-- Work to do --
Search the records for the word "installation" and report each line that has it.

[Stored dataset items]
<<<<

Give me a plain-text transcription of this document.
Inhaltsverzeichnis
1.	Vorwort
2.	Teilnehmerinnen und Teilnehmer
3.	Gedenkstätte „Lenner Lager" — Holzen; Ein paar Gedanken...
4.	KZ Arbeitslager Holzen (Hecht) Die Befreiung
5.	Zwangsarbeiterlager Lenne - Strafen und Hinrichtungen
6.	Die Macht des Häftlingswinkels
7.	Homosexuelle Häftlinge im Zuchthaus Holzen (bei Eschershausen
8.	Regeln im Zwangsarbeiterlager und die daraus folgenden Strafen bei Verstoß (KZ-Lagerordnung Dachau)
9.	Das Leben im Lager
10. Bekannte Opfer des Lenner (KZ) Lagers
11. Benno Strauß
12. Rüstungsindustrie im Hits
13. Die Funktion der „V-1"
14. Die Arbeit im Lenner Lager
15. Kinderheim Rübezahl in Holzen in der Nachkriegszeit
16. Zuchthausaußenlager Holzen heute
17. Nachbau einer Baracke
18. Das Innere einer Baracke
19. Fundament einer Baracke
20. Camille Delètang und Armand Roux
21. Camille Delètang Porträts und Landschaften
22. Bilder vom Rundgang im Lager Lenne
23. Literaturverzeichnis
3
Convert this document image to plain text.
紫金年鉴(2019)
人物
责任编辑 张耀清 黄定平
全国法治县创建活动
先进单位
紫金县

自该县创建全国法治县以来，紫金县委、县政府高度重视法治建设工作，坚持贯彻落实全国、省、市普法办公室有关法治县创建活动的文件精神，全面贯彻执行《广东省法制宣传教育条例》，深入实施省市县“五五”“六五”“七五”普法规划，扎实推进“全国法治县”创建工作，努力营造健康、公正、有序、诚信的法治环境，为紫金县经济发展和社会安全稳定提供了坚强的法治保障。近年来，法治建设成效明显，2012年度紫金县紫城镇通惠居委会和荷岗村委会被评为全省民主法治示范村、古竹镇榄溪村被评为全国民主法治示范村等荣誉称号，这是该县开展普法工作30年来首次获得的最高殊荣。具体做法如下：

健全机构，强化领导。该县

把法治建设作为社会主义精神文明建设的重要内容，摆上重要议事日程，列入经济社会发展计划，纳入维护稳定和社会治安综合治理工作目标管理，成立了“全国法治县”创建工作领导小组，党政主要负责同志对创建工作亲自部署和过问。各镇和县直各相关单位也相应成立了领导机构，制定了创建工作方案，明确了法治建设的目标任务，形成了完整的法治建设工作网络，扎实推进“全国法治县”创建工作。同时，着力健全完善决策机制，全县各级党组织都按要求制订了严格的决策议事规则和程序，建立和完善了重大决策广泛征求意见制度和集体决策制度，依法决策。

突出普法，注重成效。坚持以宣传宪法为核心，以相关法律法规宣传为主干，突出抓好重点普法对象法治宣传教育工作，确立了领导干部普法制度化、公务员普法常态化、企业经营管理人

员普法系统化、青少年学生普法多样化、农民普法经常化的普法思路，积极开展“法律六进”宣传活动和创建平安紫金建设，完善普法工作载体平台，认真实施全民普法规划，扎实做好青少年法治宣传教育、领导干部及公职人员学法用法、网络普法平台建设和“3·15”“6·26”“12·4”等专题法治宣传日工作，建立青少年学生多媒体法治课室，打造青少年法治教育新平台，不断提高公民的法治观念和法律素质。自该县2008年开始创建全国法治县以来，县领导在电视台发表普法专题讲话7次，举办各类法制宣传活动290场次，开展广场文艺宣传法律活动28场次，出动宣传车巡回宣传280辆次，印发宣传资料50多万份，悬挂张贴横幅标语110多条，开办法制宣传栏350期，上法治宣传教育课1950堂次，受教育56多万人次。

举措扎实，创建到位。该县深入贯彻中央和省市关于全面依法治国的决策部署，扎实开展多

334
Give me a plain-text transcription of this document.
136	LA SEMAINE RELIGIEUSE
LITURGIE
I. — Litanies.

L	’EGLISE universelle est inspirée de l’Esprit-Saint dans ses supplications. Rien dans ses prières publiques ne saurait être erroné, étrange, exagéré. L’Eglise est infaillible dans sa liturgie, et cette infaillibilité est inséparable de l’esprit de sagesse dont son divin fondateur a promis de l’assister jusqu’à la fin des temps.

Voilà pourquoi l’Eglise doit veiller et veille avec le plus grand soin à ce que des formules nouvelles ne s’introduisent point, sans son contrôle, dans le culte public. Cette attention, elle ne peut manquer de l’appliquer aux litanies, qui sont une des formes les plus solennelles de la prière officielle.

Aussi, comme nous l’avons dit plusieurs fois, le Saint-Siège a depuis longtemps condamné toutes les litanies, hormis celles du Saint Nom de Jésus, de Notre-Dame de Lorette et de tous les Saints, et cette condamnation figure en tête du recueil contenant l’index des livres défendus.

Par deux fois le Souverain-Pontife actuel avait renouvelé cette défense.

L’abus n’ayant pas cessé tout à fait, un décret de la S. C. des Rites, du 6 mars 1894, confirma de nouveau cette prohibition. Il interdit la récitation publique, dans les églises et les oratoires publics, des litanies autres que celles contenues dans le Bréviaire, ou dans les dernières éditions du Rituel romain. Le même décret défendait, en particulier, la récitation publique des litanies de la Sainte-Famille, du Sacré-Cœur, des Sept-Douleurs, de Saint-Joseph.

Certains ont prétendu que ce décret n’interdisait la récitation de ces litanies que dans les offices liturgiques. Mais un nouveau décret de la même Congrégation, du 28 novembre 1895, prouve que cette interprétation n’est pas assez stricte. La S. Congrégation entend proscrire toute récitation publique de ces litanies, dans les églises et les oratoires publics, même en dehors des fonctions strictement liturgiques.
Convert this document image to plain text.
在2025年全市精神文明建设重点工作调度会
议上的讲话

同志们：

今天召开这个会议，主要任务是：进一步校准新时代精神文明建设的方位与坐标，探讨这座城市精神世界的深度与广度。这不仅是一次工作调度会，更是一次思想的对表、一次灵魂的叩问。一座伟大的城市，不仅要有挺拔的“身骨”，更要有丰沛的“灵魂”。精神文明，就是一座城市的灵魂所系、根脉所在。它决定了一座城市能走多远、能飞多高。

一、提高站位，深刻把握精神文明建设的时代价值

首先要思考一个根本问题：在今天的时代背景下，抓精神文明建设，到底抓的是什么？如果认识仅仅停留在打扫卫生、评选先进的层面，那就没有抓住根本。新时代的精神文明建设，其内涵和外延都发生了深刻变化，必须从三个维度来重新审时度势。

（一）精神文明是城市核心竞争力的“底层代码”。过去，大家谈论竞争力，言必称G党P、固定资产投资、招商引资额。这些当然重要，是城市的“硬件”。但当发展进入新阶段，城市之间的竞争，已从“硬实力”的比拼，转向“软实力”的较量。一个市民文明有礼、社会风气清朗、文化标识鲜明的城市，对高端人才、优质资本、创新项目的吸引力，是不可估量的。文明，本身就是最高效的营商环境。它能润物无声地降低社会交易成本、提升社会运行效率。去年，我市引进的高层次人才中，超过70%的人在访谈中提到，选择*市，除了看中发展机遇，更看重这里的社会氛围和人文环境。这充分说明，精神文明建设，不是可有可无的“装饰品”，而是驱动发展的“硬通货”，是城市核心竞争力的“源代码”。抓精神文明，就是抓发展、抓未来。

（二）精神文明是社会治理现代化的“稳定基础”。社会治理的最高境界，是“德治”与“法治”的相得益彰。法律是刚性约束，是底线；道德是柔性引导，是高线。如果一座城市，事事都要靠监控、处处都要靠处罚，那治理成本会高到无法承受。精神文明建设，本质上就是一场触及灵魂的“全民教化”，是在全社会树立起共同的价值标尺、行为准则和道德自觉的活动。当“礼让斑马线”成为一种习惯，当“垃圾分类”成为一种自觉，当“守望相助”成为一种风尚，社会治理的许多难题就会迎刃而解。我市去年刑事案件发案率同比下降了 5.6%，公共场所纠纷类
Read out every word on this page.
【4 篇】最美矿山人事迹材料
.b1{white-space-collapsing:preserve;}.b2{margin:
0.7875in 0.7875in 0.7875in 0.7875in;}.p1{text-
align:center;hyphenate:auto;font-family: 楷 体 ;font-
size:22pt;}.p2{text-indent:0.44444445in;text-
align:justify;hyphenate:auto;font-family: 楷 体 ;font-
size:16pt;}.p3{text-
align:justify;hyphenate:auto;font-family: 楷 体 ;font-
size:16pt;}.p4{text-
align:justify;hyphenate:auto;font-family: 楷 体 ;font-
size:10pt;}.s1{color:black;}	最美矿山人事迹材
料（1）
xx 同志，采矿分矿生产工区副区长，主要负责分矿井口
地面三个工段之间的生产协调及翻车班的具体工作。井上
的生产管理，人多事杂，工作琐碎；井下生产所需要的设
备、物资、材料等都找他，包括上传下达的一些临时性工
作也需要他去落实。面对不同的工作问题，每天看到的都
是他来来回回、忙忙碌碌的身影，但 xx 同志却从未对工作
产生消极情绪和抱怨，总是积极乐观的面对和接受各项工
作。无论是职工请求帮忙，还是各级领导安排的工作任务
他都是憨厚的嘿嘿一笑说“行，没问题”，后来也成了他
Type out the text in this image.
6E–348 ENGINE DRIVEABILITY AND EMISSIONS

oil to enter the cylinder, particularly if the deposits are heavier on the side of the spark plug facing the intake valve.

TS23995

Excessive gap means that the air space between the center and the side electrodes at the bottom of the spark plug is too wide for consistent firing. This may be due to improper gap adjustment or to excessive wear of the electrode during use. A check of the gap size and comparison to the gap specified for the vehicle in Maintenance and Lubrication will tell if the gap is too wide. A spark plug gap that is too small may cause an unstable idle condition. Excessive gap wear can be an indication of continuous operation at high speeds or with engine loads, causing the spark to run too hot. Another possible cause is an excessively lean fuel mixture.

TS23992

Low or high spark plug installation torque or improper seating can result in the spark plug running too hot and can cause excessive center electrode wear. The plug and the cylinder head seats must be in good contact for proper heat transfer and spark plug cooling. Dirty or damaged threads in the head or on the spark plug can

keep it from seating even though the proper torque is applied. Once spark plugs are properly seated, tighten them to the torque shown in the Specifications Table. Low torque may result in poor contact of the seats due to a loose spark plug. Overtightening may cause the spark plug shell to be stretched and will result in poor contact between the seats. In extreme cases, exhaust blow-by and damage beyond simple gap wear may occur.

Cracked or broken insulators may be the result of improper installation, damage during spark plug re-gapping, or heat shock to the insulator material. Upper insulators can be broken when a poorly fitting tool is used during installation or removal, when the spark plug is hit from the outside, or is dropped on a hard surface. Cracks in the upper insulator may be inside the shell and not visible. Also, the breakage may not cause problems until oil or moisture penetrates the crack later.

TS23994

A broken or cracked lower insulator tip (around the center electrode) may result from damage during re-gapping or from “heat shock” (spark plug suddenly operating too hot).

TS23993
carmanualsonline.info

>>>>

-- Task solution --
Low or high spark plug installation torque or improper seating can result in the spark plug running too hot and can cause excessive center electrode wear. The plug and the cylinder head seats must be in good contact for proper heat transfer and spark plug cooling. Dirty or damaged threads in the head or on the spark plug can
Cracked or broken insulators may be the result of improper installation, damage during spark plug re-gapping, or heat shock to the insulator material. Upper insulators can be broken when a poorly fitting tool is used during installation or removal, when the spark plug is hit from the outside, or is dropped on a hard surface. Cracks in the upper insulator may be inside the shell and not visible. Also, the breakage may not cause problems until oil or moisture penetrates the crack later.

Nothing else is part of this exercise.